WHAT IS BEING ASKED -> Return each line holding the string "помощи".

Stored entries:
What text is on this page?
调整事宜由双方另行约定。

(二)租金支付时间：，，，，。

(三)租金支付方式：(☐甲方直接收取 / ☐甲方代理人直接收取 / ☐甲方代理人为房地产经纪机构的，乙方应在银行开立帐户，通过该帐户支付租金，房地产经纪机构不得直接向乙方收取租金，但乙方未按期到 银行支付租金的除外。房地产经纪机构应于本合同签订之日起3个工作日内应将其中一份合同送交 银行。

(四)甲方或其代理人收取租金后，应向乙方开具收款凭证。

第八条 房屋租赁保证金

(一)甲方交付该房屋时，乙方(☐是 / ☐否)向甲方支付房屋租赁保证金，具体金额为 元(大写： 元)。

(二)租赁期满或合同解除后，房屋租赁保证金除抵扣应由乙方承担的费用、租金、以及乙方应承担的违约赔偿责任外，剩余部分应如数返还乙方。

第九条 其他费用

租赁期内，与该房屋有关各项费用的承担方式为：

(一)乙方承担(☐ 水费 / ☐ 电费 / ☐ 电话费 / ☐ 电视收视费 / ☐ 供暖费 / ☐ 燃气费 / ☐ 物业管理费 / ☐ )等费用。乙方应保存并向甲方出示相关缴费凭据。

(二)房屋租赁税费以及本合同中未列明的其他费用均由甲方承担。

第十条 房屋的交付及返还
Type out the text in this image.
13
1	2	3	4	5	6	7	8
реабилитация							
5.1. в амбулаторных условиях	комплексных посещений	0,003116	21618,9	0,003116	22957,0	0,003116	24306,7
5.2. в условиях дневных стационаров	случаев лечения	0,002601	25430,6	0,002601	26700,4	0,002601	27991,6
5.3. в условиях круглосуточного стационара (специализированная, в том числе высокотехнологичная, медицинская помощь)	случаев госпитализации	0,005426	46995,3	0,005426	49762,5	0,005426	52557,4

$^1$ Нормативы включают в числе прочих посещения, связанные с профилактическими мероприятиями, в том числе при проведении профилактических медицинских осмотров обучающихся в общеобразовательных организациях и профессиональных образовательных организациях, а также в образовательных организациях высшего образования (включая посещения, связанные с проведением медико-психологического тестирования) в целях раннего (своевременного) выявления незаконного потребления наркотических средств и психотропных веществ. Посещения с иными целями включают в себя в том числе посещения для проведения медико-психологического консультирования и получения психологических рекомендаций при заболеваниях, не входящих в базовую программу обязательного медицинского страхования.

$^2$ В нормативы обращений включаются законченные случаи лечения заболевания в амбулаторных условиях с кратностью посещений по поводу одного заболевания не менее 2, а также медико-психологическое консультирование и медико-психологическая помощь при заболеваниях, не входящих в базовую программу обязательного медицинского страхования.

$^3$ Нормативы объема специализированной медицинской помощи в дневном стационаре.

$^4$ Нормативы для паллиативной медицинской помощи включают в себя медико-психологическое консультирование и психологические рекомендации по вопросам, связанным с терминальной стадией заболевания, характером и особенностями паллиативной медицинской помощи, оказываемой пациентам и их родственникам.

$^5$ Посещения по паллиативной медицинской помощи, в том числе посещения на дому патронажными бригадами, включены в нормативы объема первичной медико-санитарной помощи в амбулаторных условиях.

TASK RESPONSE ->
$^3$ Нормативы объема специализированной медицинской помощи в дневном стационаре.
$^4$ Нормативы для паллиативной медицинской помощи включают в себя медико-психологическое консультирование и психологические рекомендации по вопросам, связанным с терминальной стадией заболевания, характером и особенностями паллиативной медицинской помощи, оказываемой пациентам и их родственникам.
$^5$ Посещения по паллиативной медицинской помощи, в том числе посещения на дому патронажными бригадами, включены в нормативы объема первичной медико-санитарной помощи в амбулаторных условиях.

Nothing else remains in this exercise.